▶ [Your instructions]
Print every record below exactly as written.

▶ [Rows]
● ● ● ●
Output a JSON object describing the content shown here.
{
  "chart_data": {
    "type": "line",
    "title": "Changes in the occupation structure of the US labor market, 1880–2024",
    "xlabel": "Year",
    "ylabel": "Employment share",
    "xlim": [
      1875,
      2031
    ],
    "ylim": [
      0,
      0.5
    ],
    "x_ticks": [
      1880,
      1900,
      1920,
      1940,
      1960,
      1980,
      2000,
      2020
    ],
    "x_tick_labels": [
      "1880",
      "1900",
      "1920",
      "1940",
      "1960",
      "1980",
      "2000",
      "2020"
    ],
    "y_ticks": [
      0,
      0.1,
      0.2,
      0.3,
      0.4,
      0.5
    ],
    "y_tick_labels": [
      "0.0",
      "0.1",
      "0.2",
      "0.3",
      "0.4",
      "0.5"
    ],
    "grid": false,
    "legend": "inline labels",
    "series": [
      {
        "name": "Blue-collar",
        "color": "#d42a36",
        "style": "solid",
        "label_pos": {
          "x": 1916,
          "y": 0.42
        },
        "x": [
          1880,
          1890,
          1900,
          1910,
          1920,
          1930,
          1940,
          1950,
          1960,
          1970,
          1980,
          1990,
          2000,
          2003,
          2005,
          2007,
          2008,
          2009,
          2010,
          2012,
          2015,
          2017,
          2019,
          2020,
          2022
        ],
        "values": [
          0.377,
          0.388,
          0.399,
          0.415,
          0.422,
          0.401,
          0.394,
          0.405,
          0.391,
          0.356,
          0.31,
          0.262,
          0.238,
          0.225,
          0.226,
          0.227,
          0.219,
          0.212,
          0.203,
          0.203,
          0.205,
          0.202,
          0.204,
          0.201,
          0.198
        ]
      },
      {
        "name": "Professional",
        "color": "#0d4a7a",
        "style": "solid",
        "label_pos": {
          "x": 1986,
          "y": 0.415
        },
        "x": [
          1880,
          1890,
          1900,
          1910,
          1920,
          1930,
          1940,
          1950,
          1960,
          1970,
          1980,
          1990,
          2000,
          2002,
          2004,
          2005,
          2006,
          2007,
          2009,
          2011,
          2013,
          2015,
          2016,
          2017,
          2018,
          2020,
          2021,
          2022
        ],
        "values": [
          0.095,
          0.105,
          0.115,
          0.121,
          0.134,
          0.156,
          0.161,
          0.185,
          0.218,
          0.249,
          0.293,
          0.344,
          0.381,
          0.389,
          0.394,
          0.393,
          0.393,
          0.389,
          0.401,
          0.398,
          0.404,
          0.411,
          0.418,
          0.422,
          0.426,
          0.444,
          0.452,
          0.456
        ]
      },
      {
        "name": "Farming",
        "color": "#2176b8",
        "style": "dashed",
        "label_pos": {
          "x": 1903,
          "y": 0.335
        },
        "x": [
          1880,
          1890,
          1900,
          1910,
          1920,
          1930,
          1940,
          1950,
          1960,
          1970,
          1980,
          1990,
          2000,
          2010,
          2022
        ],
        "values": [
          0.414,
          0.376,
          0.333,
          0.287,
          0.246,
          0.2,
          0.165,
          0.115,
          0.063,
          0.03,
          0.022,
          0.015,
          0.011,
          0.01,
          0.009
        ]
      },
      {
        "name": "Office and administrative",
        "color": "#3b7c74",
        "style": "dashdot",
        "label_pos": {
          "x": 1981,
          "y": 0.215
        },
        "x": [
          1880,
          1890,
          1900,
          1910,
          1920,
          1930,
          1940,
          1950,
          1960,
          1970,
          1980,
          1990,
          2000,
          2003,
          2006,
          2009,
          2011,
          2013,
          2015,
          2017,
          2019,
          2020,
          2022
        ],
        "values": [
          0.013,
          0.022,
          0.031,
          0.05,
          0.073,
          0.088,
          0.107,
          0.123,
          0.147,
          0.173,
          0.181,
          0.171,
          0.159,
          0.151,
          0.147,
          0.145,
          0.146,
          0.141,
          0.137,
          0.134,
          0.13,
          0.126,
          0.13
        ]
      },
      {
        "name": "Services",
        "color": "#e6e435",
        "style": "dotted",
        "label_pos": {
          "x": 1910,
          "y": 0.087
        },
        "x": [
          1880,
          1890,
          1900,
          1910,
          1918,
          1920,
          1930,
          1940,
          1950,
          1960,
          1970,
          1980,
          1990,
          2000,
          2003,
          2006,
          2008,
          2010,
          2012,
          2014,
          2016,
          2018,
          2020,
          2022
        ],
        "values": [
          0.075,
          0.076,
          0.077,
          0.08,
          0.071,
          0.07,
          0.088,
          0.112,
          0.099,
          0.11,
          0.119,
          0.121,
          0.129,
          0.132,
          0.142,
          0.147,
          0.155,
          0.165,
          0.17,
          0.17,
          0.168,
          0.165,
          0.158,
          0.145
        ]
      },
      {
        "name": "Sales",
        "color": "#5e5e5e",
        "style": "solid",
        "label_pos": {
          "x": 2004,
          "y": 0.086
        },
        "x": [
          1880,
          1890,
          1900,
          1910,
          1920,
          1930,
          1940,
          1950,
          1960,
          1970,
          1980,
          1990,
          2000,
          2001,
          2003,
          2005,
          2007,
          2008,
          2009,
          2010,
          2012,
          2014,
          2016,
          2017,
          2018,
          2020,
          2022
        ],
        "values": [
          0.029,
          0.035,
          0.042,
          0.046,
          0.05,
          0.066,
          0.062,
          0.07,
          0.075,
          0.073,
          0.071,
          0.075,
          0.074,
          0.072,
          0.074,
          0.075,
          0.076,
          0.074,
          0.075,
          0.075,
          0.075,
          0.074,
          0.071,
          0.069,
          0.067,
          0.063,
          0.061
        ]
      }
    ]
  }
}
● ● ● ●
▶ [Finished exercise]
Output a JSON object describing the content shown here.
{
  "chart_data": {
    "type": "line",
    "title": "Changes in the occupation structure of the US labor market, 1880–2024",
    "xlabel": "Year",
    "ylabel": "Employment share",
    "xlim": [
      1875,
      2031
    ],
    "ylim": [
      0,
      0.5
    ],
    "x_ticks": [
      1880,
      1900,
      1920,
      1940,
      1960,
      1980,
      2000,
      2020
    ],
    "x_tick_labels": [
      "1880",
      "1900",
      "1920",
      "1940",
      "1960",
      "1980",
      "2000",
      "2020"
    ],
    "y_ticks": [
      0,
      0.1,
      0.2,
      0.3,
      0.4,
      0.5
    ],
    "y_tick_labels": [
      "0.0",
      "0.1",
      "0.2",
      "0.3",
      "0.4",
      "0.5"
    ],
    "grid": false,
    "legend": "inline labels",
    "series": [
      {
        "name": "Blue-collar",
        "color": "#d42a36",
        "style": "solid",
        "label_pos": {
          "x": 1916,
          "y": 0.42
        },
        "x": [
          1880,
          1890,
          1900,
          1910,
          1920,
          1930,
          1940,
          1950,
          1960,
          1970,
          1980,
          1990,
          2000,
          2003,
          2005,
          2007,
          2008,
          2009,
          2010,
          2012,
          2015,
          2017,
          2019,
          2020,
          2022
        ],
        "values": [
          0.377,
          0.388,
          0.399,
          0.415,
          0.422,
          0.401,
          0.394,
          0.405,
          0.391,
          0.356,
          0.31,
          0.262,
          0.238,
          0.225,
          0.226,
          0.227,
          0.219,
          0.212,
          0.203,
          0.203,
          0.205,
          0.202,
          0.204,
          0.201,
          0.198
        ]
      },
      {
        "name": "Professional",
        "color": "#0d4a7a",
        "style": "solid",
        "label_pos": {
          "x": 1986,
          "y": 0.415
        },
        "x": [
          1880,
          1890,
          1900,
          1910,
          1920,
          1930,
          1940,
          1950,
          1960,
          1970,
          1980,
          1990,
          2000,
          2002,
          2004,
          2005,
          2006,
          2007,
          2009,
          2011,
          2013,
          2015,
          2016,
          2017,
          2018,
          2020,
          2021,
          2022
        ],
        "values": [
          0.095,
          0.105,
          0.115,
          0.121,
          0.134,
          0.156,
          0.161,
          0.185,
          0.218,
          0.249,
          0.293,
          0.344,
          0.381,
          0.389,
          0.394,
          0.393,
          0.393,
          0.389,
          0.401,
          0.398,
          0.404,
          0.411,
          0.418,
          0.422,
          0.426,
          0.444,
          0.452,
          0.456
        ]
      },
      {
        "name": "Farming",
        "color": "#2176b8",
        "style": "dashed",
        "label_pos": {
          "x": 1903,
          "y": 0.335
        },
        "x": [
          1880,
          1890,
          1900,
          1910,
          1920,
          1930,
          1940,
          1950,
          1960,
          1970,
          1980,
          1990,
          2000,
          2010,
          2022
        ],
        "values": [
          0.414,
          0.376,
          0.333,
          0.287,
          0.246,
          0.2,
          0.165,
          0.115,
          0.063,
          0.03,
          0.022,
          0.015,
          0.011,
          0.01,
          0.009
        ]
      },
      {
        "name": "Office and administrative",
        "color": "#3b7c74",
        "style": "dashdot",
        "label_pos": {
          "x": 1981,
          "y": 0.215
        },
        "x": [
          1880,
          1890,
          1900,
          1910,
          1920,
          1930,
          1940,
          1950,
          1960,
          1970,
          1980,
          1990,
          2000,
          2003,
          2006,
          2009,
          2011,
          2013,
          2015,
          2017,
          2019,
          2020,
          2022
        ],
        "values": [
          0.013,
          0.022,
          0.031,
          0.05,
          0.073,
          0.088,
          0.107,
          0.123,
          0.147,
          0.173,
          0.181,
          0.171,
          0.159,
          0.151,
          0.147,
          0.145,
          0.146,
          0.141,
          0.137,
          0.134,
          0.13,
          0.126,
          0.13
        ]
      },
      {
        "name": "Services",
        "color": "#e6e435",
        "style": "dotted",
        "label_pos": {
          "x": 1910,
          "y": 0.087
        },
        "x": [
          1880,
          1890,
          1900,
          1910,
          1918,
          1920,
          1930,
          1940,
          1950,
          1960,
          1970,
          1980,
          1990,
          2000,
          2003,
          2006,
          2008,
          2010,
          2012,
          2014,
          2016,
          2018,
          2020,
          2022
        ],
        "values": [
          0.075,
          0.076,
          0.077,
          0.08,
          0.071,
          0.07,
          0.088,
          0.112,
          0.099,
          0.11,
          0.119,
          0.121,
          0.129,
          0.132,
          0.142,
          0.147,
          0.155,
          0.165,
          0.17,
          0.17,
          0.168,
          0.165,
          0.158,
          0.145
        ]
      },
      {
        "name": "Sales",
        "color": "#5e5e5e",
        "style": "solid",
        "label_pos": {
          "x": 2004,
          "y": 0.086
        },
        "x": [
          1880,
          1890,
          1900,
          1910,
          1920,
          1930,
          1940,
          1950,
          1960,
          1970,
          1980,
          1990,
          2000,
          2001,
          2003,
          2005,
          2007,
          2008,
          2009,
          2010,
          2012,
          2014,
          2016,
          2017,
          2018,
          2020,
          2022
        ],
        "values": [
          0.029,
          0.035,
          0.042,
          0.046,
          0.05,
          0.066,
          0.062,
          0.07,
          0.075,
          0.073,
          0.071,
          0.075,
          0.074,
          0.072,
          0.074,
          0.075,
          0.076,
          0.074,
          0.075,
          0.075,
          0.075,
          0.074,
          0.071,
          0.069,
          0.067,
          0.063,
          0.061
        ]
      }
    ]
  }
}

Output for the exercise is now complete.